Exercices proposés:
• 1. Relevez tous les noms de personnes cités dans l'extrait sur Lip.
• 2. Renvoyez à l'identique le passage de l'extrait sur Lip allant de « En confisquant les » à « 2014, pp. 232-241. ».
• 3. D'après l'extrait sur Lip, qui a ordonné l'évacuation policière ?

Extrait à lire:
------------------------------------------------

En confisquant les montres et en les cachant aux autorités et aux cadres de l’entreprise, les travailleurs en lutte vont s’assurer d’avoir un moyen de pression suffisant pour garder le contrôle des lieux et éviter l’expulsion immédiate. Il faut dire que les travailleurs avaient commencé par séquestrer le syndic et les administrateurs de l’entreprise, qu’ils ont dû libérer à la suite d’une évacuation policière ordonnée par le préfet. « On venait de perdre des otages humains, il nous fallait un otage matériel » (2) concluait Charles Piaget, pragmatique.
2
Brigitte Camus-Lazaro, « Il y a vingt ans, Lip : les marches de l’utopie », Le Monde, 14 juin 1993 cité par Collombat, Benoît. « Lip, 1973 : la grande peur du patronat », Benoît Collombat éd., Histoire secrète du patronat de 1945 à nos jours. Le vrai visage du capitalisme français. La Découverte, 2014, pp. 232-241.
Mais, associée à un large mouvement de démocratisation de la lutte, cette confiscation a des allures de gage politique : les travailleurs se réapproprient le fruit de la production pour reprendre la main sur la chaîne de commandement. Ils ne sont plus les rouages d’un large système contraignant, mais les acteurs d’une action politique partagée dont le but est à la fois de survivre et d’éviter les licenciements (3) mais aussi d’inventer un nouveau rapport au travail et de conduire une réflexion collective sur l’émancipation des travailleurs.

------------------------------------------------

Lignes fournies:

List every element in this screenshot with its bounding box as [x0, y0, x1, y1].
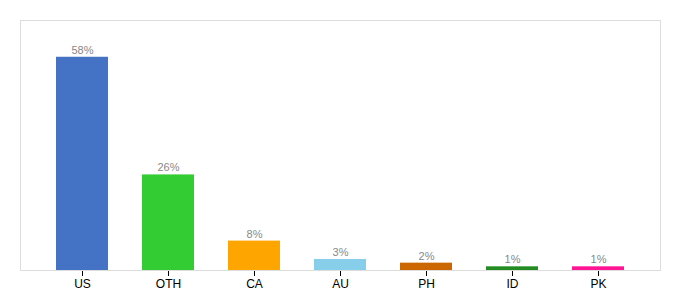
svg-text:ID: ID: [507, 277, 519, 291]
svg-text:OTH: OTH: [156, 277, 181, 291]
svg-text:CA: CA: [246, 277, 263, 291]
svg-text:AU: AU: [332, 277, 349, 291]
svg-text:26%: 26%: [157, 161, 179, 173]
svg-text:PH: PH: [418, 277, 435, 291]
svg-text:2%: 2%: [419, 250, 435, 262]
svg-text:58%: 58%: [71, 44, 93, 56]
svg-text:US: US: [74, 277, 91, 291]
svg-text:1%: 1%: [591, 253, 607, 265]
svg-text:1%: 1%: [505, 253, 521, 265]
svg-text:3%: 3%: [333, 246, 349, 258]
svg-text:PK: PK: [590, 277, 606, 291]
svg-text:8%: 8%: [247, 228, 263, 240]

------------------------------------------------

Solutions dans l'ordre:
• 1. Charles Piaget, Brigitte Camus-Lazaro, Benoît Collombat

• 2.
En confisquant les montres et en les cachant aux autorités et aux cadres de l’entreprise, les travailleurs en lutte vont s’assurer d’avoir un moyen de pression suffisant pour garder le contrôle des lieux et éviter l’expulsion immédiate. Il faut dire que les travailleurs avaient commencé par séquestrer le syndic et les administrateurs de l’entreprise, qu’ils ont dû libérer à la suite d’une évacuation policière ordonnée par le préfet. « On venait de perdre des otages humains, il nous fallait un otage matériel » (2) concluait Charles Piaget, pragmatique.
2
Brigitte Camus-Lazaro, « Il y a vingt ans, Lip : les marches de l’utopie », Le Monde, 14 juin 1993 cité par Collombat, Benoît. « Lip, 1973 : la grande peur du patronat », Benoît Collombat éd., Histoire secrète du patronat de 1945 à nos jours. Le vrai visage du capitalisme français. La Découverte, 2014, pp. 232-241.

• 3. Le préfet.